> [WRITTEN EXERCISE] List the lines of this listing that hold the word "Medical".

Some records:
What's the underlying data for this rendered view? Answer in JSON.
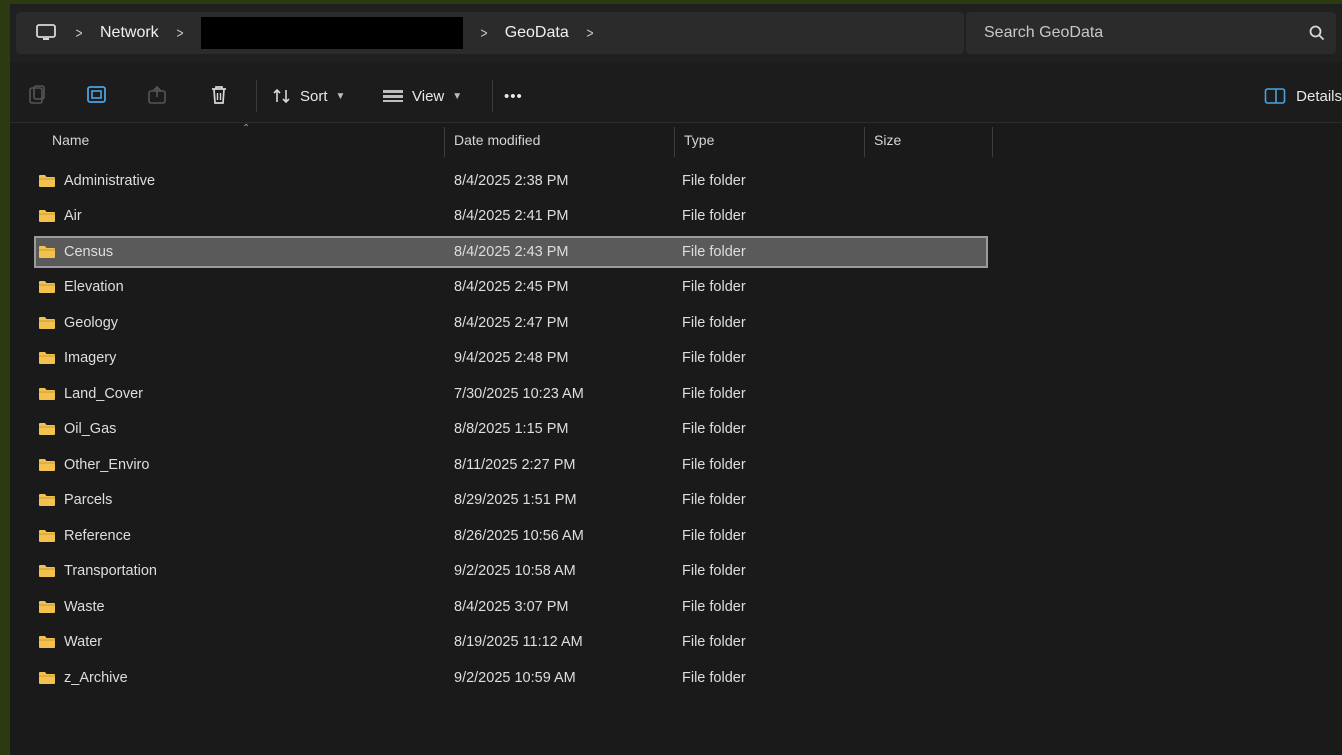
{
  "breadcrumb": {
    "items": [
      "Network",
      "GeoData"
    ]
  },
  "search": {
    "placeholder": "Search GeoData"
  },
  "toolbar": {
    "sort_label": "Sort",
    "view_label": "View",
    "more_label": "•••",
    "details_label": "Details"
  },
  "columns": {
    "name": "Name",
    "date": "Date modified",
    "type": "Type",
    "size": "Size"
  },
  "files": [
    {
      "name": "Administrative",
      "date": "8/4/2025 2:38 PM",
      "type": "File folder"
    },
    {
      "name": "Air",
      "date": "8/4/2025 2:41 PM",
      "type": "File folder"
    },
    {
      "name": "Census",
      "date": "8/4/2025 2:43 PM",
      "type": "File folder"
    },
    {
      "name": "Elevation",
      "date": "8/4/2025 2:45 PM",
      "type": "File folder"
    },
    {
      "name": "Geology",
      "date": "8/4/2025 2:47 PM",
      "type": "File folder"
    },
    {
      "name": "Imagery",
      "date": "9/4/2025 2:48 PM",
      "type": "File folder"
    },
    {
      "name": "Land_Cover",
      "date": "7/30/2025 10:23 AM",
      "type": "File folder"
    },
    {
      "name": "Oil_Gas",
      "date": "8/8/2025 1:15 PM",
      "type": "File folder"
    },
    {
      "name": "Other_Enviro",
      "date": "8/11/2025 2:27 PM",
      "type": "File folder"
    },
    {
      "name": "Parcels",
      "date": "8/29/2025 1:51 PM",
      "type": "File folder"
    },
    {
      "name": "Reference",
      "date": "8/26/2025 10:56 AM",
      "type": "File folder"
    },
    {
      "name": "Transportation",
      "date": "9/2/2025 10:58 AM",
      "type": "File folder"
    },
    {
      "name": "Waste",
      "date": "8/4/2025 3:07 PM",
      "type": "File folder"
    },
    {
      "name": "Water",
      "date": "8/19/2025 11:12 AM",
      "type": "File folder"
    },
    {
      "name": "z_Archive",
      "date": "9/2/2025 10:59 AM",
      "type": "File folder"
    }
  ],
  "selected_file": "Census",
  "colors": {
    "folder": "#f2c14e",
    "selection": "#5a5a5a",
    "background": "#1a1a1a"
  }
}
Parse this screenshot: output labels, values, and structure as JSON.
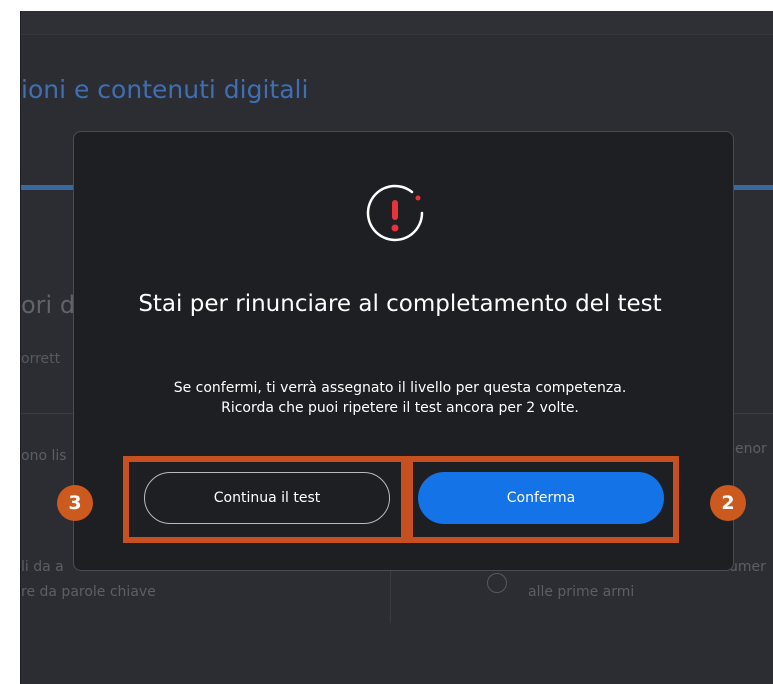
{
  "background": {
    "page_title": "ioni e contenuti digitali",
    "section_title": "ori d",
    "subtitle": "orrett",
    "left_row_text": "ono lis",
    "right_row_text": "enor",
    "left_bottom_line1": "li da a",
    "left_bottom_line2": "re da parole chiave",
    "right_bottom_edge": "umer",
    "right_bottom_option": "alle prime armi"
  },
  "modal": {
    "icon": "alert-exclamation-icon",
    "title": "Stai per rinunciare al completamento del test",
    "message": "Se confermi, ti verrà assegnato il livello per questa competenza. Ricorda che puoi ripetere il test ancora per 2 volte.",
    "secondary_button": "Continua il test",
    "primary_button": "Conferma"
  },
  "annotations": {
    "left_badge": "3",
    "right_badge": "2",
    "color": "#c75020"
  },
  "colors": {
    "accent": "#1473e6",
    "alert": "#e8333a",
    "modal_bg": "#1e1f22"
  }
}
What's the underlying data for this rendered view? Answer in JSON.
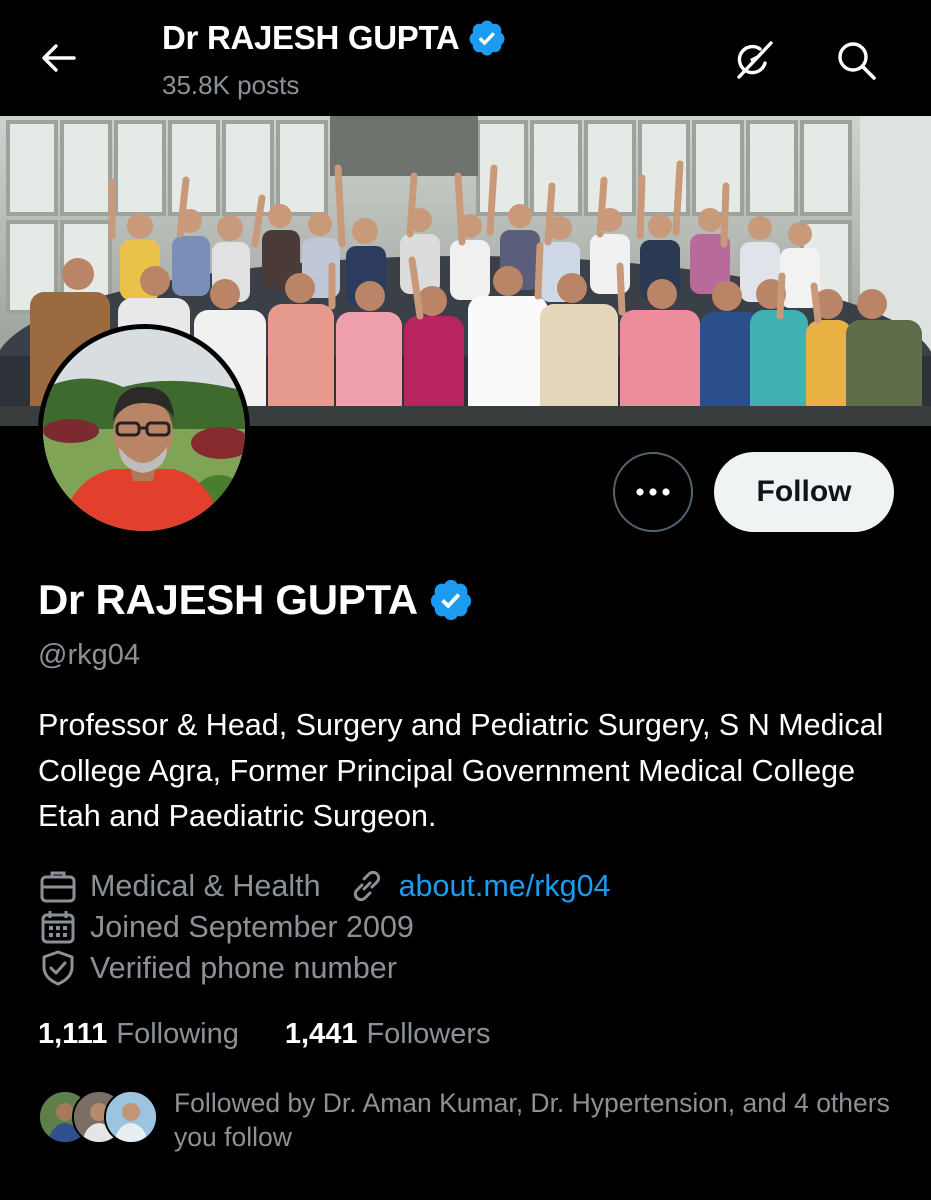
{
  "colors": {
    "background": "#000000",
    "accent": "#1d9bf0",
    "muted_text": "#8b9196",
    "follow_button_bg": "#eff3f4",
    "verified_badge": "#1d9bf0"
  },
  "header": {
    "back_icon": "arrow-left-icon",
    "title": "Dr RAJESH GUPTA",
    "posts_count": "35.8K posts",
    "grok_icon": "grok-icon",
    "search_icon": "search-icon"
  },
  "profile": {
    "banner_icon": "group-photo-banner",
    "avatar_icon": "profile-avatar",
    "more_icon": "more-dots-icon",
    "follow_label": "Follow",
    "display_name": "Dr RAJESH GUPTA",
    "verified_icon": "verified-badge-icon",
    "handle": "@rkg04",
    "bio": "Professor & Head, Surgery and Pediatric Surgery, S N Medical College Agra, Former Principal Government Medical College Etah and Paediatric Surgeon.",
    "category": "Medical & Health",
    "category_icon": "briefcase-icon",
    "website": "about.me/rkg04",
    "website_icon": "link-icon",
    "joined": "Joined September 2009",
    "joined_icon": "calendar-icon",
    "verified_phone": "Verified phone number",
    "verified_phone_icon": "shield-check-icon",
    "following_count": "1,111",
    "following_label": "Following",
    "followers_count": "1,441",
    "followers_label": "Followers",
    "followed_by": "Followed by Dr. Aman Kumar, Dr. Hypertension, and 4 others you follow"
  }
}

> [REPLY]
    "bio": "Professor & Head, Surgery and Pediatric Surgery, S N Medical College Agra, Former Principal Government Medical College Etah and Paediatric Surgeon.",
    "category": "Medical & Health",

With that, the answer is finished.